WRITTEN REQUEST:
Identify every line containing the word "text" and reproduce each one.

LISTING:
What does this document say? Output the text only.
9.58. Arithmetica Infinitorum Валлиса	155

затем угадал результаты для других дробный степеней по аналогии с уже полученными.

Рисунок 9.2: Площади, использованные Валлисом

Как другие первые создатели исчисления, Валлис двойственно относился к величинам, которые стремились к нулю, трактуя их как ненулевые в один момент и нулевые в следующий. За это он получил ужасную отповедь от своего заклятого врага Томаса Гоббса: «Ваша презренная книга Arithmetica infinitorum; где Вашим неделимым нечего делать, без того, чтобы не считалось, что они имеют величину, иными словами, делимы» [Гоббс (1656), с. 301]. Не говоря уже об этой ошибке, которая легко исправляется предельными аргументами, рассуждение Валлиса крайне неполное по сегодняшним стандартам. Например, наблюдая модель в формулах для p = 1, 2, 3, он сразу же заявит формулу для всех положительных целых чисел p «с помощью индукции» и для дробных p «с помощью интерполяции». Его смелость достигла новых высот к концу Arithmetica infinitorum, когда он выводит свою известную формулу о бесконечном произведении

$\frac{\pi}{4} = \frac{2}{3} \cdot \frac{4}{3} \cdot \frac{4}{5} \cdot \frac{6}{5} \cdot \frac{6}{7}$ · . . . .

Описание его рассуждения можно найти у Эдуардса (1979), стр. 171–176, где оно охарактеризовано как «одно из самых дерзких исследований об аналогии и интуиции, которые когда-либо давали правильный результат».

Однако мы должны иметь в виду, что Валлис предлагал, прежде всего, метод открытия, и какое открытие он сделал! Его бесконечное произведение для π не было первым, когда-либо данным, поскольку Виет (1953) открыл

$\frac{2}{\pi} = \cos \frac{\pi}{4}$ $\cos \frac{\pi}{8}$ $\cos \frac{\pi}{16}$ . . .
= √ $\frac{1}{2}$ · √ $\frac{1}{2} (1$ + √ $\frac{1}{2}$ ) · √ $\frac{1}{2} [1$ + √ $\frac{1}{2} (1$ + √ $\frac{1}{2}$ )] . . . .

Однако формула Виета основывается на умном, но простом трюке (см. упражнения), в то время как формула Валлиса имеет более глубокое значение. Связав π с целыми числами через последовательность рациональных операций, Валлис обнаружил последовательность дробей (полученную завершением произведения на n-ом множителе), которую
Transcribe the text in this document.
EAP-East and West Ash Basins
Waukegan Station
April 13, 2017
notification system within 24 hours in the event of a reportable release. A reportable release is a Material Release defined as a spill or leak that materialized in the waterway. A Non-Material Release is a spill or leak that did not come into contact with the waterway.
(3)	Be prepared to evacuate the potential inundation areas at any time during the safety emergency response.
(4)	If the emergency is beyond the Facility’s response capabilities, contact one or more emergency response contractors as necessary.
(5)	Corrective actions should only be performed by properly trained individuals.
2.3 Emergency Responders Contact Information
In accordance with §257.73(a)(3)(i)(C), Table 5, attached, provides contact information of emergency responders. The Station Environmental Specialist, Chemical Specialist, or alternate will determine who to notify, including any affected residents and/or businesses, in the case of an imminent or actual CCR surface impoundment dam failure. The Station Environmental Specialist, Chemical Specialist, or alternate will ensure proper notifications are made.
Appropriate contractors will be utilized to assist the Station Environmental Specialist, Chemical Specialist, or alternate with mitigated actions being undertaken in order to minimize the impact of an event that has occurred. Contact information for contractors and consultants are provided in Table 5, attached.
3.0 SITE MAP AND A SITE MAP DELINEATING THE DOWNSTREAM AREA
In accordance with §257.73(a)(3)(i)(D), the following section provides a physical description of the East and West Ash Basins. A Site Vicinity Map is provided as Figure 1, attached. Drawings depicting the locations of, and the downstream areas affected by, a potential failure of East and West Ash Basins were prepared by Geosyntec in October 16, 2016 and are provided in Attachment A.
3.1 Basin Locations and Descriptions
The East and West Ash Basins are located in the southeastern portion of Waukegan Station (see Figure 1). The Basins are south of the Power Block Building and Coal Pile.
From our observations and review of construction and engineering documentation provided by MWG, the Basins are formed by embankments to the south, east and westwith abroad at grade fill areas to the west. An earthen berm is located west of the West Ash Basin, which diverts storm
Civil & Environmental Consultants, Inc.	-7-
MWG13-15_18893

THE ANSWER:
What does this document say? Output the text only.
Transcribe the text in this document.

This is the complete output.